REQUIREMENTS: Scan the material for the word "this", and copy each line where it shows up.

--- Begin DATASET ENTRIES ---

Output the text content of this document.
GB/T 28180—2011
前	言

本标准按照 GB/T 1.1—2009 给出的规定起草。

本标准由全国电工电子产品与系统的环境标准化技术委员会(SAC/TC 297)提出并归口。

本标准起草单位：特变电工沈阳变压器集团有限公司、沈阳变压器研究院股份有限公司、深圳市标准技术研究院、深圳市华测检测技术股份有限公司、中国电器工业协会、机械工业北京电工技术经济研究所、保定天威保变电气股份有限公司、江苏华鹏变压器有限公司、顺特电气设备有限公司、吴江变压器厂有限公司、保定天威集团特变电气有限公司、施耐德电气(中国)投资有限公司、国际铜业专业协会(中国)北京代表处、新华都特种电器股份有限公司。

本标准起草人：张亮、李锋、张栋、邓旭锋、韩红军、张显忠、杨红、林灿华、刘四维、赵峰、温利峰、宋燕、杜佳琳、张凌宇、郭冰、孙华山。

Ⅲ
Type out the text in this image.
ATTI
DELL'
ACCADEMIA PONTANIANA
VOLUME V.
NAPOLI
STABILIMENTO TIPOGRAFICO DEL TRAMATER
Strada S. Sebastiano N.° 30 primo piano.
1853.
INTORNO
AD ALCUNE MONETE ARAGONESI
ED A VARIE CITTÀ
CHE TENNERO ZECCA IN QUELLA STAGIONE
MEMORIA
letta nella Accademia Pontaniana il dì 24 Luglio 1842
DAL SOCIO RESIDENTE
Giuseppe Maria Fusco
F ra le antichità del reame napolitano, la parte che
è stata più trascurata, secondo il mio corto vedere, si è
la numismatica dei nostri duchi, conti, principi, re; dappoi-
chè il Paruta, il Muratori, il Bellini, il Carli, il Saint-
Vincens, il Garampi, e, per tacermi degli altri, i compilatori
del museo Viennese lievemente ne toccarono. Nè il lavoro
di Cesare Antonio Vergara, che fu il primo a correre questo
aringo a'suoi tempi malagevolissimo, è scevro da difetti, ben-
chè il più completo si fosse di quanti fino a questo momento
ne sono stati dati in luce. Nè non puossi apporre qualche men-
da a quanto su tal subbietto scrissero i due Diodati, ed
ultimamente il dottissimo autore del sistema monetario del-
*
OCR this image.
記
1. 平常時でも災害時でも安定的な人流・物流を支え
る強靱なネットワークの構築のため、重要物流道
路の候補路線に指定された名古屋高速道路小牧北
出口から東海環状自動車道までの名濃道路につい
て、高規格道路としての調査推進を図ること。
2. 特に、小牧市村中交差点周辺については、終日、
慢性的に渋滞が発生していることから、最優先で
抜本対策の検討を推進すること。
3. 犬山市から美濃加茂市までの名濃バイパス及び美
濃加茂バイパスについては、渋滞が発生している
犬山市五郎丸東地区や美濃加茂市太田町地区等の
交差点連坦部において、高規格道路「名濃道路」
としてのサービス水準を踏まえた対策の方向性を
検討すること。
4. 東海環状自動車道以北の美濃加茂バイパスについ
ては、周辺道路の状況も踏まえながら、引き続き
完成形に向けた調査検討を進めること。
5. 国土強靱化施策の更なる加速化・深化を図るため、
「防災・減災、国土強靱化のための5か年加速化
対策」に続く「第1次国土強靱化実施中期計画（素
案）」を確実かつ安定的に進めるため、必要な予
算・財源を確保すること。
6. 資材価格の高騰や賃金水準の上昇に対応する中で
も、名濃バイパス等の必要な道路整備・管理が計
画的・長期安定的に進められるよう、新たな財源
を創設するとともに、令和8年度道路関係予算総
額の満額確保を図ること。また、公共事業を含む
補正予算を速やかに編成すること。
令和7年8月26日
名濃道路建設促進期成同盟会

--- End DATASET ENTRIES ---

EXERCISE RESULT:
Output the text content of this document.
Type out the text in this image.
OCR this image.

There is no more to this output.